Image element box records
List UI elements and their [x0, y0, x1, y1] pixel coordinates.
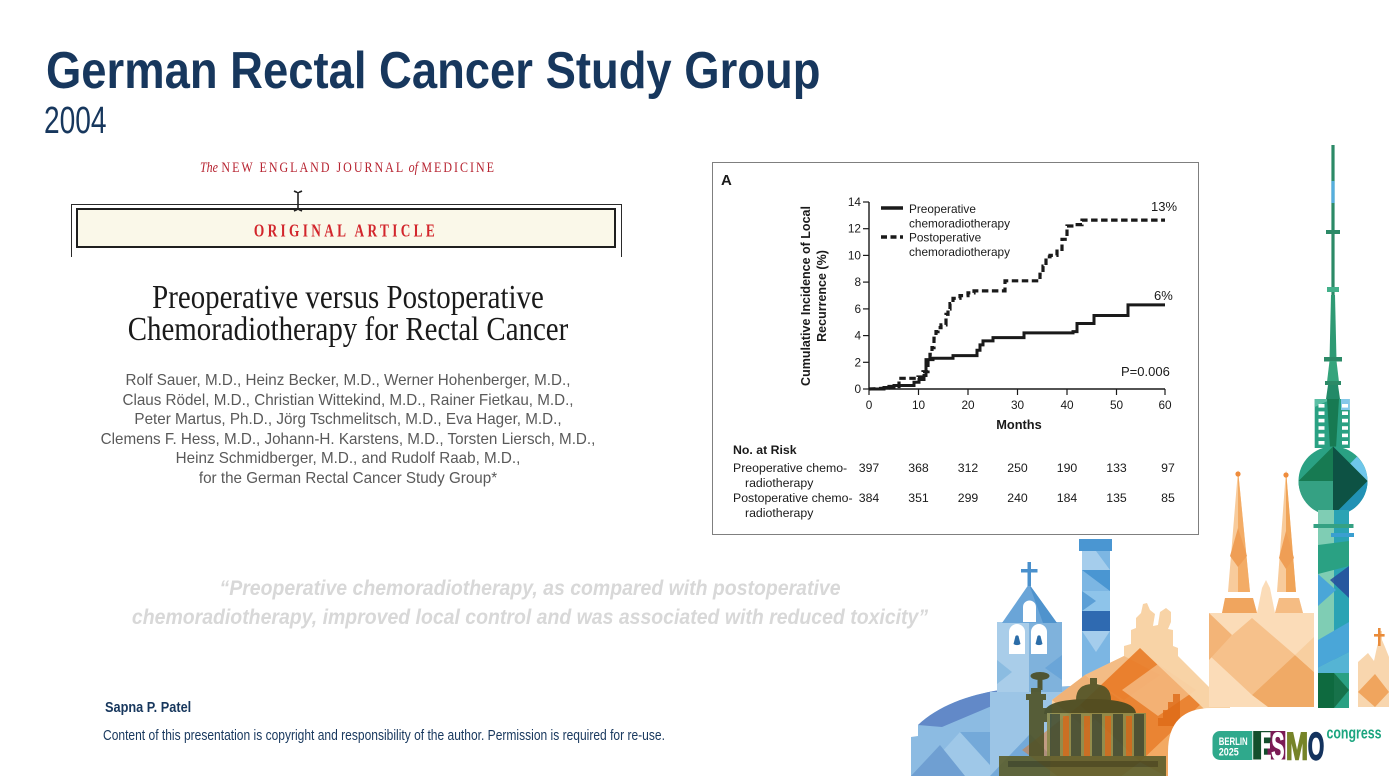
svg-text:13%: 13% — [1151, 199, 1177, 214]
svg-text:radiotherapy: radiotherapy — [745, 506, 814, 520]
svg-text:312: 312 — [958, 461, 979, 475]
svg-text:60: 60 — [1158, 398, 1172, 412]
svg-text:40: 40 — [1060, 398, 1074, 412]
svg-text:97: 97 — [1161, 461, 1175, 475]
svg-text:E: E — [1260, 725, 1271, 768]
svg-text:8: 8 — [854, 275, 861, 289]
svg-text:2: 2 — [854, 355, 861, 369]
svg-text:50: 50 — [1110, 398, 1124, 412]
svg-text:384: 384 — [859, 491, 880, 505]
svg-text:30: 30 — [1011, 398, 1025, 412]
svg-text:O: O — [1308, 725, 1325, 768]
svg-text:0: 0 — [854, 382, 861, 396]
svg-text:20: 20 — [961, 398, 975, 412]
svg-text:M: M — [1286, 725, 1309, 768]
svg-text:0: 0 — [866, 398, 873, 412]
svg-text:14: 14 — [848, 195, 862, 209]
svg-text:351: 351 — [908, 491, 929, 505]
svg-text:6%: 6% — [1154, 288, 1173, 303]
svg-text:Preoperative chemo-: Preoperative chemo- — [733, 461, 847, 475]
svg-text:Months: Months — [996, 417, 1042, 432]
svg-text:Recurrence (%): Recurrence (%) — [815, 250, 829, 342]
svg-text:congress: congress — [1327, 725, 1382, 743]
svg-text:chemoradiotherapy: chemoradiotherapy — [909, 217, 1010, 231]
svg-text:12: 12 — [848, 222, 861, 236]
svg-text:No. at Risk: No. at Risk — [733, 443, 797, 457]
svg-text:Postoperative chemo-: Postoperative chemo- — [733, 491, 853, 505]
svg-text:P=0.006: P=0.006 — [1121, 364, 1170, 379]
svg-text:397: 397 — [859, 461, 880, 475]
svg-text:85: 85 — [1161, 491, 1175, 505]
svg-text:190: 190 — [1057, 461, 1078, 475]
svg-text:10: 10 — [912, 398, 926, 412]
svg-text:Postoperative: Postoperative — [909, 231, 982, 245]
svg-text:Preoperative: Preoperative — [909, 202, 976, 216]
svg-text:184: 184 — [1057, 491, 1078, 505]
svg-text:A: A — [721, 172, 732, 189]
svg-text:240: 240 — [1007, 491, 1028, 505]
svg-text:S: S — [1271, 725, 1284, 768]
svg-text:Cumulative Incidence of Local: Cumulative Incidence of Local — [799, 206, 813, 386]
svg-text:133: 133 — [1106, 461, 1127, 475]
svg-text:chemoradiotherapy: chemoradiotherapy — [909, 245, 1010, 259]
svg-text:299: 299 — [958, 491, 979, 505]
svg-text:BERLIN: BERLIN — [1219, 736, 1248, 748]
svg-text:10: 10 — [848, 248, 862, 262]
svg-text:radiotherapy: radiotherapy — [745, 476, 814, 490]
svg-text:135: 135 — [1106, 491, 1127, 505]
svg-text:6: 6 — [854, 302, 861, 316]
svg-text:368: 368 — [908, 461, 929, 475]
svg-text:250: 250 — [1007, 461, 1028, 475]
svg-text:2025: 2025 — [1219, 747, 1240, 759]
svg-text:4: 4 — [854, 329, 861, 343]
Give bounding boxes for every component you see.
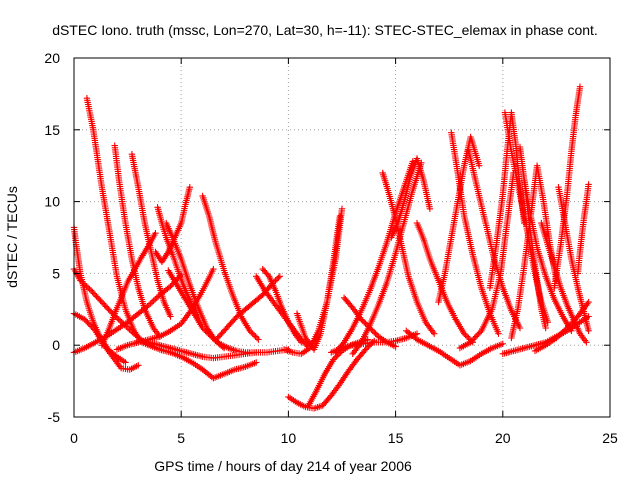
data-point-marks: [128, 151, 174, 320]
x-tick-label: 0: [70, 430, 78, 446]
data-series: [293, 212, 344, 353]
data-point-marks: [83, 95, 144, 345]
y-tick-label: 0: [52, 337, 60, 353]
data-point-marks: [574, 181, 592, 277]
data-point-marks: [152, 184, 193, 266]
data-series: [538, 219, 590, 346]
data-point-marks: [388, 155, 434, 241]
data-point-marks: [435, 133, 483, 306]
x-tick-label: 5: [177, 430, 185, 446]
data-series: [456, 169, 517, 352]
axis-ticks: 0 5 10 15 20 25 -5 0 5 10 15 20: [44, 50, 618, 446]
y-tick-label: 20: [44, 50, 60, 66]
data-point-marks: [456, 169, 517, 352]
chart-title: dSTEC Iono. truth (mssc, Lon=270, Lat=30…: [52, 22, 598, 38]
data-point-marks: [521, 176, 575, 334]
data-point-marks: [349, 159, 425, 357]
x-axis-label: GPS time / hours of day 214 of year 2006: [154, 458, 412, 474]
data-series: [145, 339, 292, 362]
data-series: [253, 273, 311, 350]
data-point-marks: [145, 339, 292, 362]
data-series: [349, 159, 425, 357]
y-tick-label: -5: [48, 409, 61, 425]
x-tick-label: 25: [602, 430, 618, 446]
data-point-marks: [98, 230, 159, 349]
data-point-marks: [199, 192, 262, 343]
data-point-marks: [538, 219, 590, 346]
data-series: [98, 230, 159, 349]
data-point-marks: [403, 327, 506, 369]
y-tick-label: 10: [44, 194, 60, 210]
data-series: [555, 184, 592, 334]
data-point-marks: [293, 212, 344, 353]
x-tick-label: 10: [281, 430, 297, 446]
data-series: [128, 151, 174, 320]
data-series: [199, 192, 262, 343]
data-series: [83, 95, 144, 345]
data-point-marks: [253, 273, 311, 350]
x-tick-label: 20: [495, 430, 511, 446]
data-series: [521, 176, 575, 334]
data-points: [70, 83, 592, 412]
plot-frame: [73, 57, 611, 418]
data-series: [285, 337, 378, 412]
y-tick-label: 15: [44, 122, 60, 138]
data-point-marks: [285, 337, 378, 412]
x-tick-label: 15: [388, 430, 404, 446]
data-series: [403, 327, 506, 369]
y-tick-label: 5: [52, 265, 60, 281]
y-axis-label: dSTEC / TECUs: [4, 186, 20, 288]
data-series: [152, 184, 193, 266]
data-series: [574, 181, 592, 277]
data-series: [111, 142, 163, 340]
data-point-marks: [555, 184, 592, 334]
data-series: [435, 133, 483, 306]
data-point-marks: [111, 142, 163, 340]
data-series: [388, 155, 434, 241]
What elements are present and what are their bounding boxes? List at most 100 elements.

▸ WORK TO BE COMPLETED
Reproduce verbatim every line from the one containing "data-point-marks: [128, 151, 174, 320]" through the one containing "data-point-marks: [555, 184, 592, 334]", with both of those lines included.

▸ TASK ANSWER
data-point-marks: [128, 151, 174, 320]
x-tick-label: 0: [70, 430, 78, 446]
data-series: [293, 212, 344, 353]
data-point-marks: [83, 95, 144, 345]
y-tick-label: 0: [52, 337, 60, 353]
data-point-marks: [574, 181, 592, 277]
data-point-marks: [152, 184, 193, 266]
data-series: [538, 219, 590, 346]
data-point-marks: [388, 155, 434, 241]
data-point-marks: [435, 133, 483, 306]
x-tick-label: 5: [177, 430, 185, 446]
data-series: [456, 169, 517, 352]
axis-ticks: 0 5 10 15 20 25 -5 0 5 10 15 20: [44, 50, 618, 446]
y-tick-label: 20: [44, 50, 60, 66]
data-point-marks: [456, 169, 517, 352]
chart-title: dSTEC Iono. truth (mssc, Lon=270, Lat=30…: [52, 22, 598, 38]
data-point-marks: [521, 176, 575, 334]
data-point-marks: [349, 159, 425, 357]
x-axis-label: GPS time / hours of day 214 of year 2006: [154, 458, 412, 474]
data-series: [145, 339, 292, 362]
data-series: [253, 273, 311, 350]
data-point-marks: [145, 339, 292, 362]
data-series: [349, 159, 425, 357]
y-tick-label: -5: [48, 409, 61, 425]
x-tick-label: 25: [602, 430, 618, 446]
data-point-marks: [98, 230, 159, 349]
data-point-marks: [199, 192, 262, 343]
data-point-marks: [538, 219, 590, 346]
data-series: [98, 230, 159, 349]
data-point-marks: [403, 327, 506, 369]
y-tick-label: 10: [44, 194, 60, 210]
data-series: [555, 184, 592, 334]
data-point-marks: [293, 212, 344, 353]
x-tick-label: 10: [281, 430, 297, 446]
data-series: [128, 151, 174, 320]
data-series: [199, 192, 262, 343]
data-series: [83, 95, 144, 345]
data-point-marks: [253, 273, 311, 350]
x-tick-label: 20: [495, 430, 511, 446]
data-series: [521, 176, 575, 334]
data-points: [70, 83, 592, 412]
plot-frame: [73, 57, 611, 418]
data-series: [285, 337, 378, 412]
y-tick-label: 15: [44, 122, 60, 138]
data-point-marks: [285, 337, 378, 412]
x-tick-label: 15: [388, 430, 404, 446]
data-series: [403, 327, 506, 369]
y-tick-label: 5: [52, 265, 60, 281]
y-axis-label: dSTEC / TECUs: [4, 186, 20, 288]
data-series: [152, 184, 193, 266]
data-series: [574, 181, 592, 277]
data-series: [111, 142, 163, 340]
data-point-marks: [555, 184, 592, 334]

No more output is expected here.